──────── TASK INPUTS
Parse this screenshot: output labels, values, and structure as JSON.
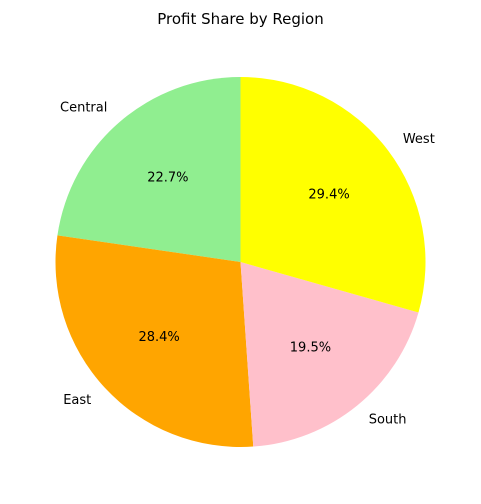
{
  "chart_data": {
    "type": "pie",
    "title": "Profit Share by Region",
    "start_angle_deg": 90,
    "direction": "counterclockwise",
    "slices": [
      {
        "label": "Central",
        "value": 22.7,
        "pct_label": "22.7%",
        "color": "#90EE90"
      },
      {
        "label": "East",
        "value": 28.4,
        "pct_label": "28.4%",
        "color": "#FFA500"
      },
      {
        "label": "South",
        "value": 19.5,
        "pct_label": "19.5%",
        "color": "#FFC0CB"
      },
      {
        "label": "West",
        "value": 29.4,
        "pct_label": "29.4%",
        "color": "#FFFF00"
      }
    ]
  }
}
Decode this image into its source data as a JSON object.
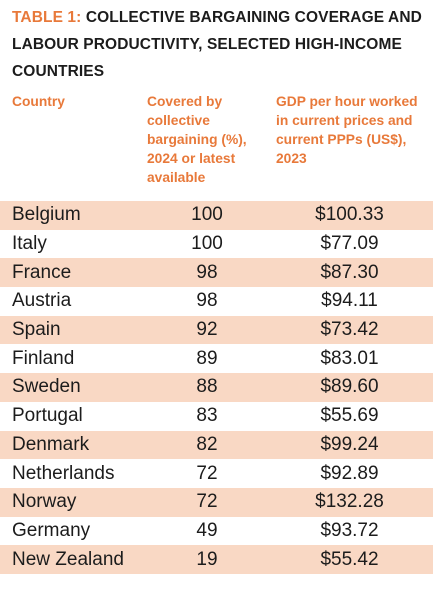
{
  "title": {
    "lead": "TABLE 1:",
    "rest": " COLLECTIVE BARGAINING COVERAGE AND LABOUR PRODUCTIVITY, SELECTED HIGH-INCOME COUNTRIES"
  },
  "columns": {
    "country": "Country",
    "coverage": "Covered by collective bargaining (%), 2024 or latest available",
    "gdp": "GDP per hour worked in current prices and current PPPs (US$), 2023"
  },
  "rows": [
    {
      "country": "Belgium",
      "coverage": "100",
      "gdp": "$100.33"
    },
    {
      "country": "Italy",
      "coverage": "100",
      "gdp": "$77.09"
    },
    {
      "country": "France",
      "coverage": "98",
      "gdp": "$87.30"
    },
    {
      "country": "Austria",
      "coverage": "98",
      "gdp": "$94.11"
    },
    {
      "country": "Spain",
      "coverage": "92",
      "gdp": "$73.42"
    },
    {
      "country": "Finland",
      "coverage": "89",
      "gdp": "$83.01"
    },
    {
      "country": "Sweden",
      "coverage": "88",
      "gdp": "$89.60"
    },
    {
      "country": "Portugal",
      "coverage": "83",
      "gdp": "$55.69"
    },
    {
      "country": "Denmark",
      "coverage": "82",
      "gdp": "$99.24"
    },
    {
      "country": "Netherlands",
      "coverage": "72",
      "gdp": "$92.89"
    },
    {
      "country": "Norway",
      "coverage": "72",
      "gdp": "$132.28"
    },
    {
      "country": "Germany",
      "coverage": "49",
      "gdp": "$93.72"
    },
    {
      "country": "New Zealand",
      "coverage": "19",
      "gdp": "$55.42"
    }
  ],
  "colors": {
    "accent": "#e8793a",
    "row_shade": "#f9d8c4",
    "text": "#1c1c1c"
  }
}
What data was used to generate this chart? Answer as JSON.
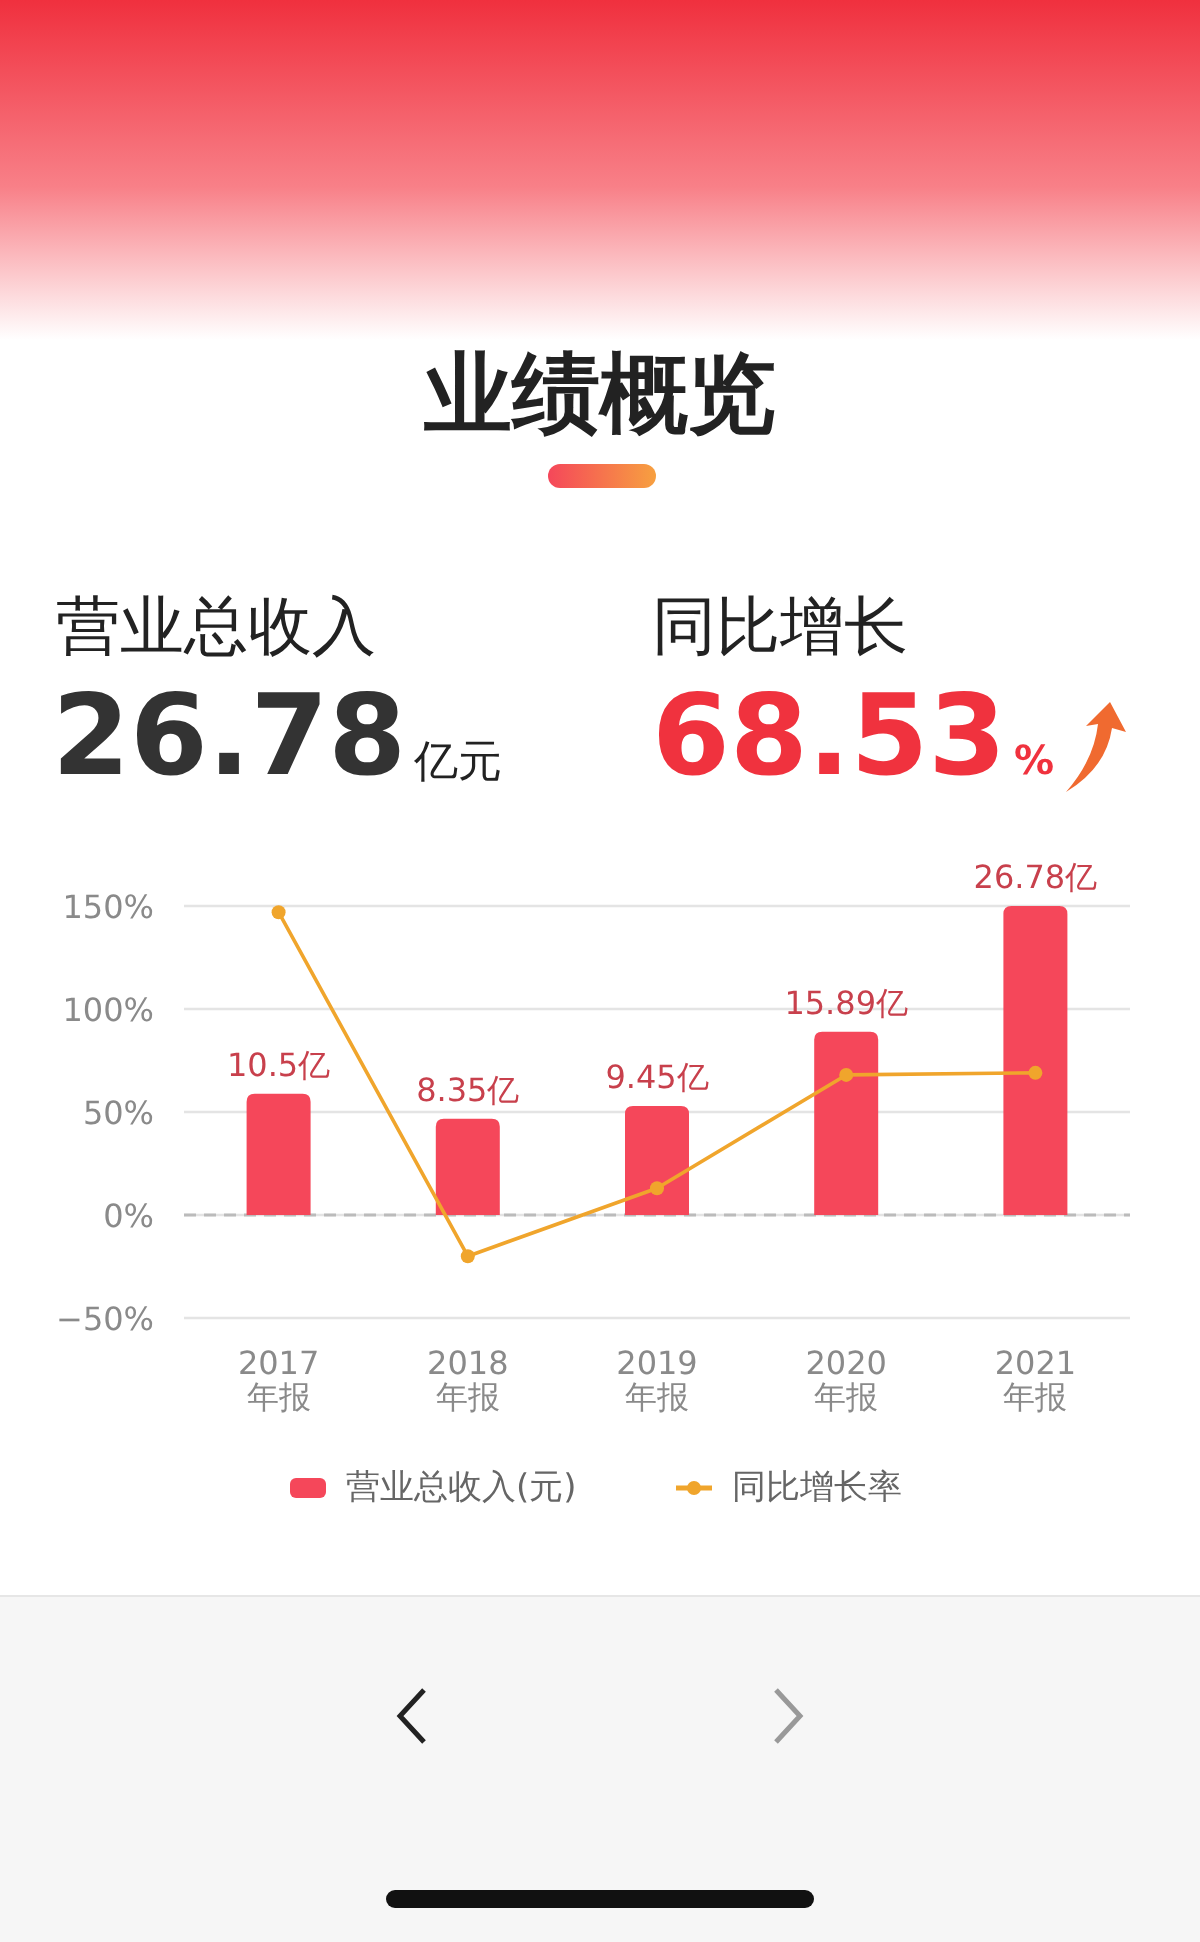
{
  "chart_data": {
    "type": "bar",
    "title": "业绩概览",
    "annotations": [
      "营业总收入",
      "26.78",
      "亿元",
      "同比增长",
      "68.53",
      "%"
    ],
    "categories": [
      "2017年报",
      "2018年报",
      "2019年报",
      "2020年报",
      "2021年报"
    ],
    "series": [
      {
        "name": "营业总收入(元)",
        "axis": "y2",
        "color": "#f5475a",
        "values": [
          10.5,
          8.35,
          9.45,
          15.89,
          26.78
        ],
        "value_labels": [
          "10.5亿",
          "8.35亿",
          "9.45亿",
          "15.89亿",
          "26.78亿"
        ]
      },
      {
        "name": "同比增长率",
        "type": "line",
        "color": "#f0a52c",
        "marker": "circle",
        "values": [
          147,
          -20,
          13,
          68,
          69
        ]
      }
    ],
    "ref_lines": [
      {
        "axis": "y",
        "value": 0,
        "color": "#bbbbbb",
        "line_style": "dashed"
      }
    ],
    "ylim": [
      -50,
      150
    ],
    "yticks": [
      {
        "value": -50,
        "label": "−50%"
      },
      {
        "value": 0,
        "label": "0%"
      },
      {
        "value": 50,
        "label": "50%"
      },
      {
        "value": 100,
        "label": "100%"
      },
      {
        "value": 150,
        "label": "150%"
      }
    ],
    "grid": "y",
    "legend": "bottom"
  }
}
────────────────
→ **TASK INSTRUCTIONS**
Collect from the data above every line that includes "JSON".

→ **THE COMPLETED TASK**
Parse this screenshot: output labels, values, and structure as JSON.
Decode this image into its source data as a JSON object.
What data was used to generate this chart? Answer as JSON.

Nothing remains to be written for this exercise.